Requirement:
Render every line of the records below as a Markdown table with two columns, Row for the row number and Line for the text of the line, and skip blank lines. Leave the pictures out of your answer.

══ Records

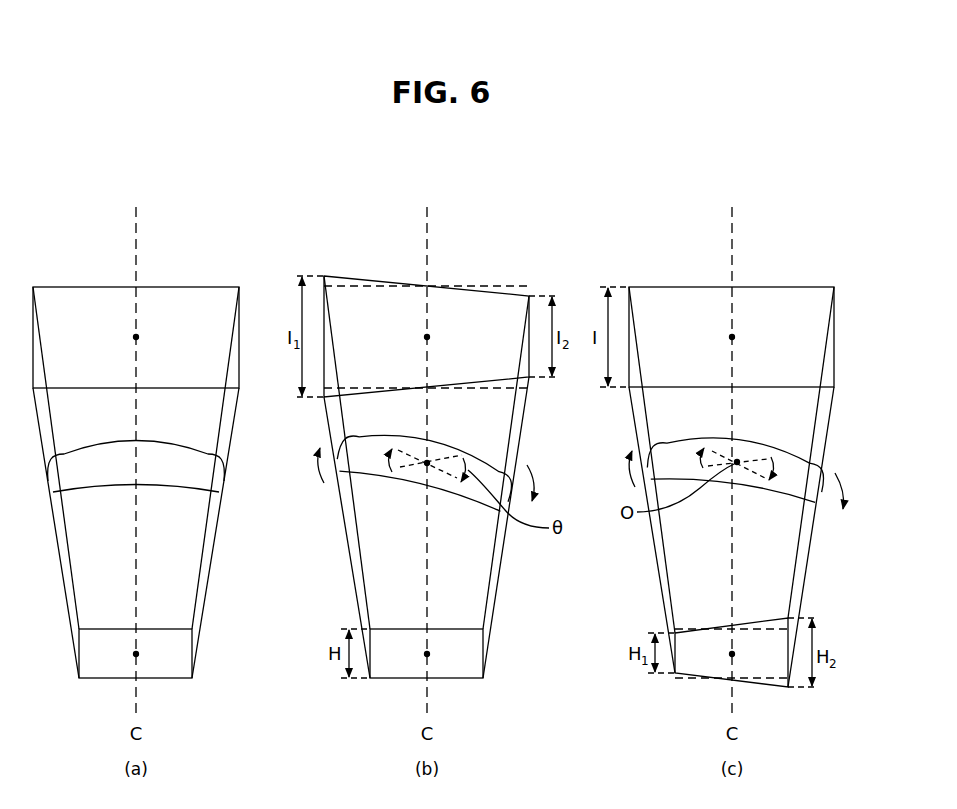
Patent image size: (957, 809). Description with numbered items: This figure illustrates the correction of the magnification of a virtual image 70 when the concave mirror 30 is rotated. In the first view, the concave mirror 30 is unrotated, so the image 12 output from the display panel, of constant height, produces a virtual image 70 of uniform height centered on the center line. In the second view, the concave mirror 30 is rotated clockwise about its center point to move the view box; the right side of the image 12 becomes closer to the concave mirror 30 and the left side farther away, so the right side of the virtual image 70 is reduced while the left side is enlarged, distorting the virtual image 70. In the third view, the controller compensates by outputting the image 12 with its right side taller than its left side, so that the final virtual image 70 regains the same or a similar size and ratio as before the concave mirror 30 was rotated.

The virtual image 70 is at (214, 293).
The concave mirror 30 is at (188, 456).
The image 12 is at (172, 663).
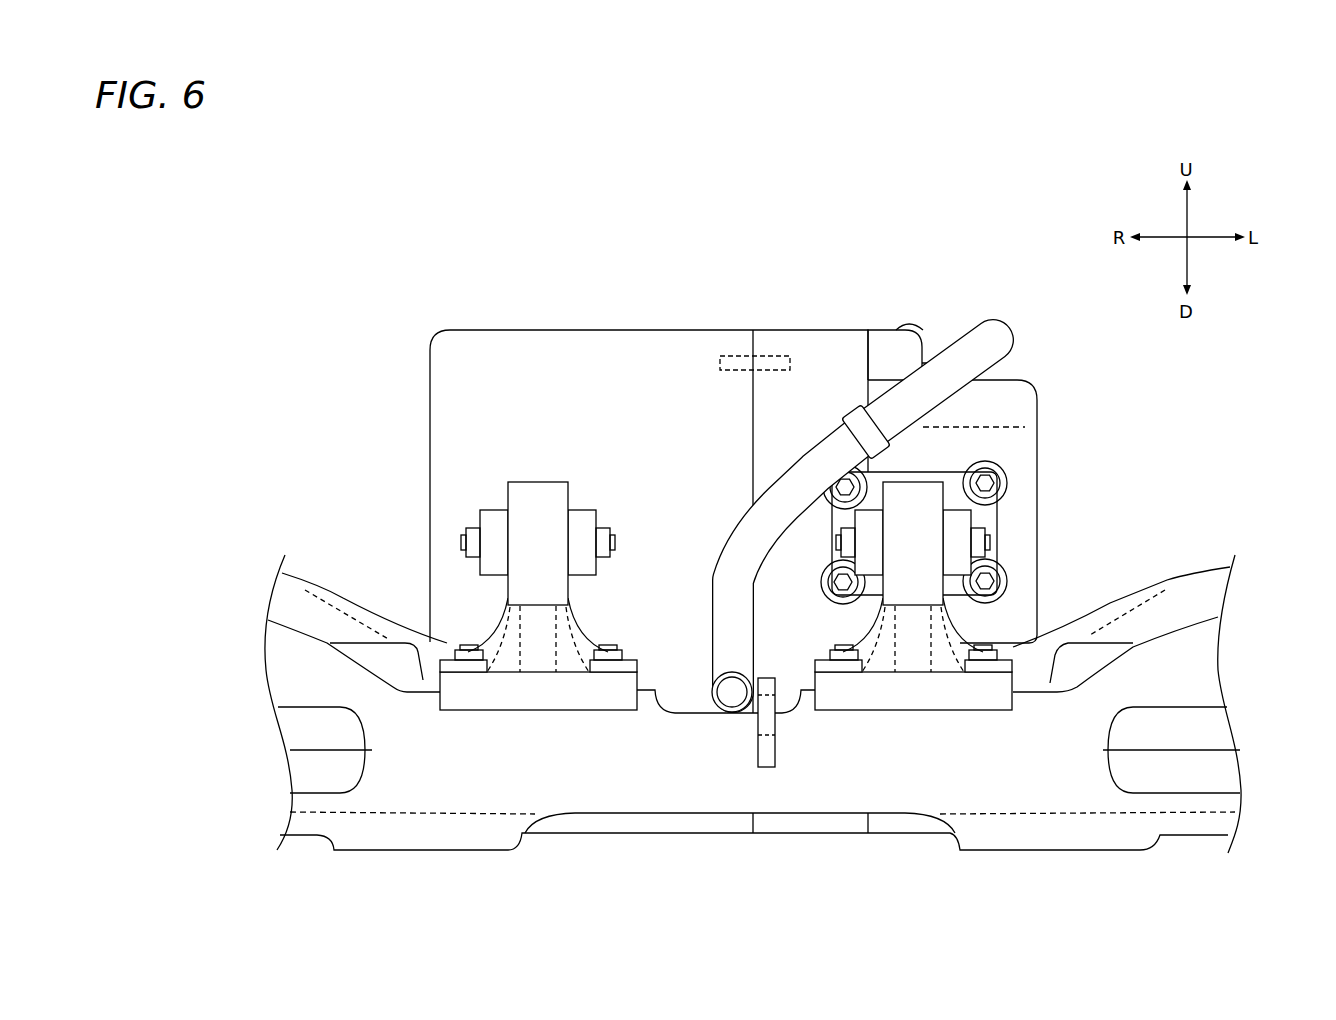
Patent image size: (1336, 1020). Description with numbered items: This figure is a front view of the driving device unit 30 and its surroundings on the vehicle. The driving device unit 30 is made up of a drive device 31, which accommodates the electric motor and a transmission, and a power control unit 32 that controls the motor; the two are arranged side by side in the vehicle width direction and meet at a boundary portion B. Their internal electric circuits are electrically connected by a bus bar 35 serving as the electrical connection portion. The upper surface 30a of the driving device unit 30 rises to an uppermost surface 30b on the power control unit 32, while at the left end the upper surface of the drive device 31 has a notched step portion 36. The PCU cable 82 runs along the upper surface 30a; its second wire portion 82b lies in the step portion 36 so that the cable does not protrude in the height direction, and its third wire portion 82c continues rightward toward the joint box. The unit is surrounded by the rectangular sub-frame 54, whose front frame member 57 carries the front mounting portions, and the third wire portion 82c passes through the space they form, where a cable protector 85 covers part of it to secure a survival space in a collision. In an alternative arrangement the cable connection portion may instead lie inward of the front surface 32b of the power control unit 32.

The driving device unit 30 is at (499, 313).
The upper surface 30a is at (778, 330).
The uppermost surface 30b is at (543, 330).
The drive device 31 is at (1040, 412).
The power control unit (PCU) 32 is at (430, 378).
The front surface 32b is at (587, 372).
The bus bar 35 is at (735, 356).
The step portion 36 is at (1007, 374).
The sub-frame 54 is at (1232, 624).
The front frame member 57 is at (1207, 665).
The PCU cable 82 is at (990, 322).
The second wire portion 82b is at (935, 330).
The third wire portion 82c is at (903, 385).
The cable protector 85 is at (776, 747).
The boundary portion B is at (750, 323).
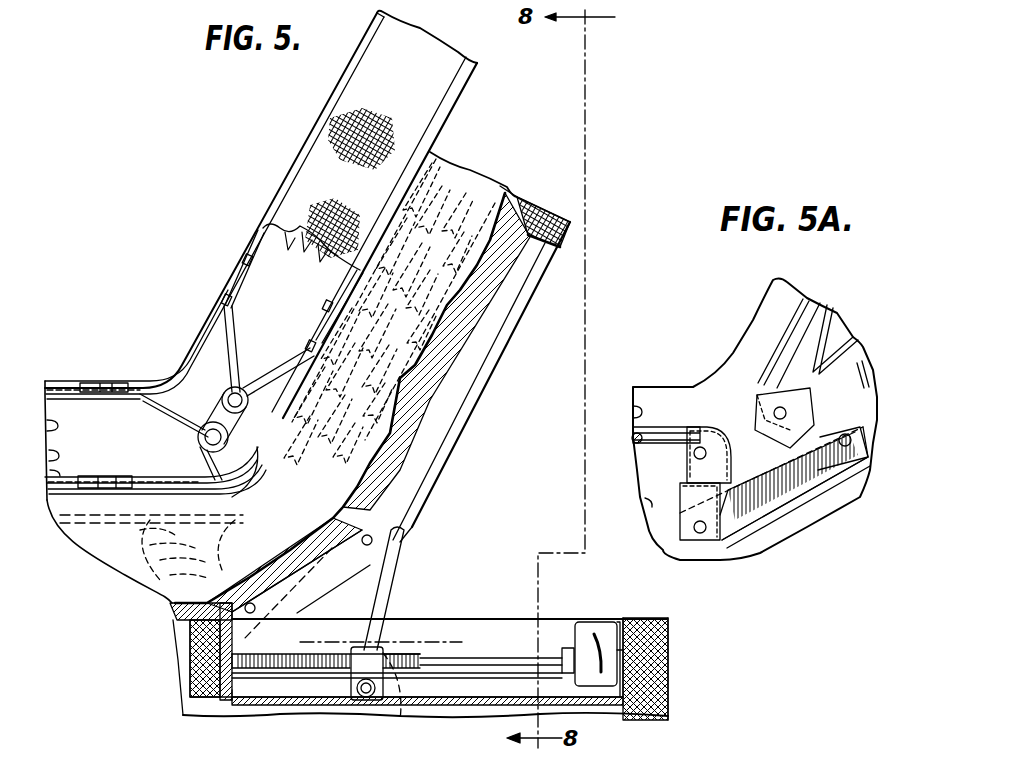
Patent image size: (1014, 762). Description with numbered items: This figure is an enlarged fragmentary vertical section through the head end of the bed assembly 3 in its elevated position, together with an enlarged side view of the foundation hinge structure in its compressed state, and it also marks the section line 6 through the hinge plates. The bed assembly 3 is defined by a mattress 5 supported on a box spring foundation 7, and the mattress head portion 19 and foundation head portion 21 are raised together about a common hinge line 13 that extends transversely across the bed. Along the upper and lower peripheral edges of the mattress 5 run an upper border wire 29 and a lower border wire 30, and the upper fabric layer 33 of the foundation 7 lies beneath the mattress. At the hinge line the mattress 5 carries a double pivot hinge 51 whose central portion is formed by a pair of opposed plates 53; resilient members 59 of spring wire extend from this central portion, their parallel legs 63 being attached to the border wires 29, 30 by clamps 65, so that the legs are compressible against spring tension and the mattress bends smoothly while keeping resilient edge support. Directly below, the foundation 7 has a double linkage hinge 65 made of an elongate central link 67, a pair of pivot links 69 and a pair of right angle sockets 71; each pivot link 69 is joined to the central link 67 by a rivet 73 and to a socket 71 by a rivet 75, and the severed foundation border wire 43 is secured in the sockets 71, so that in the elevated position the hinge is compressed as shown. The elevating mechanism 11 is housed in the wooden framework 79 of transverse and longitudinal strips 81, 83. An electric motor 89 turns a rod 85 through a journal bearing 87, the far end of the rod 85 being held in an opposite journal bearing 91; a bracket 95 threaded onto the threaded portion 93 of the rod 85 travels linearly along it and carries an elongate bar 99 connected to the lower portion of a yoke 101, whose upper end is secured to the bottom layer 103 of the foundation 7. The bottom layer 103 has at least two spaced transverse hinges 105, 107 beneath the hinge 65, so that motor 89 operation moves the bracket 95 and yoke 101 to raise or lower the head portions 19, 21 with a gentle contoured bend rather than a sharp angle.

In FIG. 5, the bed assembly 3 is at (293, 150).
In FIG. 5, the mattress 5 is at (408, 16).
In FIG. 5, the section line 6 is at (283, 355).
In FIG. 5, the box spring foundation 7 is at (462, 160).
In FIG. 5A, the box spring foundation 7 is at (805, 284).
In FIG. 5, the elevating mechanism 11 is at (405, 546).
In FIG. 5, the common hinge line 13 is at (173, 365).
In FIG. 5, the mattress head portion 19 is at (440, 66).
In FIG. 5, the foundation head portion 21 is at (486, 192).
In FIG. 5, the upper border wire 29 is at (60, 386).
In FIG. 5, the lower border wire 30 is at (50, 460).
In FIG. 5, the upper layer 33 is at (118, 560).
In FIG. 5A, the upper layer 33 is at (666, 385).
In FIG. 5A, the border wire 43 is at (781, 362).
In FIG. 5, the double pivot hinge 51 is at (222, 402).
In FIG. 5, the opposed plates 53 is at (228, 458).
In FIG. 5, the resilient members 59 is at (297, 373).
In FIG. 5, the parallel legs 63 is at (326, 300).
In FIG. 5, the clamps / double linkage hinge 65 is at (247, 263).
In FIG. 5A, the clamps / double linkage hinge 65 is at (773, 518).
In FIG. 5A, the central link 67 is at (828, 510).
In FIG. 5A, the pivot links 69 is at (822, 425).
In FIG. 5A, the right angle sockets 71 is at (758, 420).
In FIG. 5A, the rivet 73 is at (705, 535).
In FIG. 5A, the rivet 75 is at (712, 453).
In FIG. 5, the wooden framework 79 is at (650, 612).
In FIG. 5, the transverse wooden strips 81 is at (190, 688).
In FIG. 5, the longitudinal wooden strips 83 is at (490, 642).
In FIG. 5, the rod 85 is at (460, 680).
In FIG. 5, the journal bearing 87 is at (567, 648).
In FIG. 5, the electric motor 89 is at (600, 626).
In FIG. 5, the journal bearing 91 is at (233, 700).
In FIG. 5, the threaded portion 93 is at (316, 680).
In FIG. 5, the bracket 95 is at (402, 722).
In FIG. 5, the elongate bar 99 is at (366, 698).
In FIG. 5, the yoke 101 is at (388, 588).
In FIG. 5, the bottom layer 103 is at (473, 327).
In FIG. 5, the transverse hinge 105 is at (256, 610).
In FIG. 5, the transverse hinge 107 is at (398, 544).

════

The reply:
| Row | Line |
|---|---|
| 1 | Patent image size: (957, 809). Description with numbered items: This figure illustrates the correction of the magnification of a virtual image 70 when the concave mirror 30 is rotated. In the first view, the concave mirror 30 is unrotated, so the image 12 output from the display panel, of constant height, produces a virtual image 70 of uniform height centered on the center line. In the second view, the concave mirror 30 is rotated clockwise about its center point to move the view box; the right side of the image 12 becomes closer to the concave mirror 30 and the left side farther away, so the right side of the virtual image 70 is reduced while the left side is enlarged, distorting the virtual image 70. In the third view, the controller compensates by outputting the image 12 with its right side taller than its left side, so that the final virtual image 70 regains the same or a similar size and ratio as before the concave mirror 30 was rotated. |
| 2 | The virtual image 70 is at (214, 293). |
| 3 | The concave mirror 30 is at (188, 456). |
| 4 | The image 12 is at (172, 663). |
| 5 | Patent image size: (1336, 1020). Description with numbered items: This figure is a front view of the driving device unit 30 and its surroundings on the vehicle. The driving device unit 30 is made up of a drive device 31, which accommodates the electric motor and a transmission, and a power control unit 32 that controls the motor; the two are arranged side by side in the vehicle width direction and meet at a boundary portion B. Their internal electric circuits are electrically connected by a bus bar 35 serving as the electrical connection portion. The upper surface 30a of the driving device unit 30 rises to an uppermost surface 30b on the power control unit 32, while at the left end the upper surface of the drive device 31 has a notched step portion 36. The PCU cable 82 runs along the upper surface 30a; its second wire portion 82b lies in the step portion 36 so that the cable does not protrude in the height direction, and its third wire portion 82c continues rightward toward the joint box. The unit is surrounded by the rectangular sub-frame 54, whose front frame member 57 carries the front mounting portions, and the third wire portion 82c passes through the space they form, where a cable protector 85 covers part of it to secure a survival space in a collision. In an alternative arrangement the cable connection portion may instead lie inward of the front surface 32b of the power control unit 32. |
| 6 | The driving device unit 30 is at (499, 313). |
| 7 | The upper surface 30a is at (778, 330). |
| 8 | The uppermost surface 30b is at (543, 330). |
| 9 | The drive device 31 is at (1040, 412). |
| 10 | The power control unit (PCU) 32 is at (430, 378). |
| 11 | The front surface 32b is at (587, 372). |
| 12 | The bus bar 35 is at (735, 356). |
| 13 | The step portion 36 is at (1007, 374). |
| 14 | The sub-frame 54 is at (1232, 624). |
| 15 | The front frame member 57 is at (1207, 665). |
| 16 | The PCU cable 82 is at (990, 322). |
| 17 | The second wire portion 82b is at (935, 330). |
| 18 | The third wire portion 82c is at (903, 385). |
| 19 | The cable protector 85 is at (776, 747). |
| 20 | The boundary portion B is at (750, 323). |
| 21 | Patent image size: (1014, 762). Description with numbered items: This figure is an enlarged fragmentary vertical section through the head end of the bed assembly 3 in its elevated position, together with an enlarged side view of the foundation hinge structure in its compressed state, and it also marks the section line 6 through the hinge plates. The bed assembly 3 is defined by a mattress 5 supported on a box spring foundation 7, and the mattress head portion 19 and foundation head portion 21 are raised together about a common hinge line 13 that extends transversely across the bed. Along the upper and lower peripheral edges of the mattress 5 run an upper border wire 29 and a lower border wire 30, and the upper fabric layer 33 of the foundation 7 lies beneath the mattress. At the hinge line the mattress 5 carries a double pivot hinge 51 whose central portion is formed by a pair of opposed plates 53; resilient members 59 of spring wire extend from this central portion, their parallel legs 63 being attached to the border wires 29, 30 by clamps 65, so that the legs are compressible against spring tension and the mattress bends smoothly while keeping resilient edge support. Directly below, the foundation 7 has a double linkage hinge 65 made of an elongate central link 67, a pair of pivot links 69 and a pair of right angle sockets 71; each pivot link 69 is joined to the central link 67 by a rivet 73 and to a socket 71 by a rivet 75, and the severed foundation border wire 43 is secured in the sockets 71, so that in the elevated position the hinge is compressed as shown. The elevating mechanism 11 is housed in the wooden framework 79 of transverse and longitudinal strips 81, 83. An electric motor 89 turns a rod 85 through a journal bearing 87, the far end of the rod 85 being held in an opposite journal bearing 91; a bracket 95 threaded onto the threaded portion 93 of the rod 85 travels linearly along it and carries an elongate bar 99 connected to the lower portion of a yoke 101, whose upper end is secured to the bottom layer 103 of the foundation 7. The bottom layer 103 has at least two spaced transverse hinges 105, 107 beneath the hinge 65, so that motor 89 operation moves the bracket 95 and yoke 101 to raise or lower the head portions 19, 21 with a gentle contoured bend rather than a sharp angle. |
| 22 | In FIG. 5, the bed assembly 3 is at (293, 150). |
| 23 | In FIG. 5, the mattress 5 is at (408, 16). |
| 24 | In FIG. 5, the section line 6 is at (283, 355). |
| 25 | In FIG. 5, the box spring foundation 7 is at (462, 160). |
| 26 | In FIG. 5A, the box spring foundation 7 is at (805, 284). |
| 27 | In FIG. 5, the elevating mechanism 11 is at (405, 546). |
| 28 | In FIG. 5, the common hinge line 13 is at (173, 365). |
| 29 | In FIG. 5, the mattress head portion 19 is at (440, 66). |
| 30 | In FIG. 5, the foundation head portion 21 is at (486, 192). |
| 31 | In FIG. 5, the upper border wire 29 is at (60, 386). |
| 32 | In FIG. 5, the lower border wire 30 is at (50, 460). |
| 33 | In FIG. 5, the upper layer 33 is at (118, 560). |
| 34 | In FIG. 5A, the upper layer 33 is at (666, 385). |
| 35 | In FIG. 5A, the border wire 43 is at (781, 362). |
| 36 | In FIG. 5, the double pivot hinge 51 is at (222, 402). |
| 37 | In FIG. 5, the opposed plates 53 is at (228, 458). |
| 38 | In FIG. 5, the resilient members 59 is at (297, 373). |
| 39 | In FIG. 5, the parallel legs 63 is at (326, 300). |
| 40 | In FIG. 5, the clamps / double linkage hinge 65 is at (247, 263). |
| 41 | In FIG. 5A, the clamps / double linkage hinge 65 is at (773, 518). |
| 42 | In FIG. 5A, the central link 67 is at (828, 510). |
| 43 | In FIG. 5A, the pivot links 69 is at (822, 425). |
| 44 | In FIG. 5A, the right angle sockets 71 is at (758, 420). |
| 45 | In FIG. 5A, the rivet 73 is at (705, 535). |
| 46 | In FIG. 5A, the rivet 75 is at (712, 453). |
| 47 | In FIG. 5, the wooden framework 79 is at (650, 612). |
| 48 | In FIG. 5, the transverse wooden strips 81 is at (190, 688). |
| 49 | In FIG. 5, the longitudinal wooden strips 83 is at (490, 642). |
| 50 | In FIG. 5, the rod 85 is at (460, 680). |
| 51 | In FIG. 5, the journal bearing 87 is at (567, 648). |
| 52 | In FIG. 5, the electric motor 89 is at (600, 626). |
| 53 | In FIG. 5, the journal bearing 91 is at (233, 700). |
| 54 | In FIG. 5, the threaded portion 93 is at (316, 680). |
| 55 | In FIG. 5, the bracket 95 is at (402, 722). |
| 56 | In FIG. 5, the elongate bar 99 is at (366, 698). |
| 57 | In FIG. 5, the yoke 101 is at (388, 588). |
| 58 | In FIG. 5, the bottom layer 103 is at (473, 327). |
| 59 | In FIG. 5, the transverse hinge 105 is at (256, 610). |
| 60 | In FIG. 5, the transverse hinge 107 is at (398, 544). |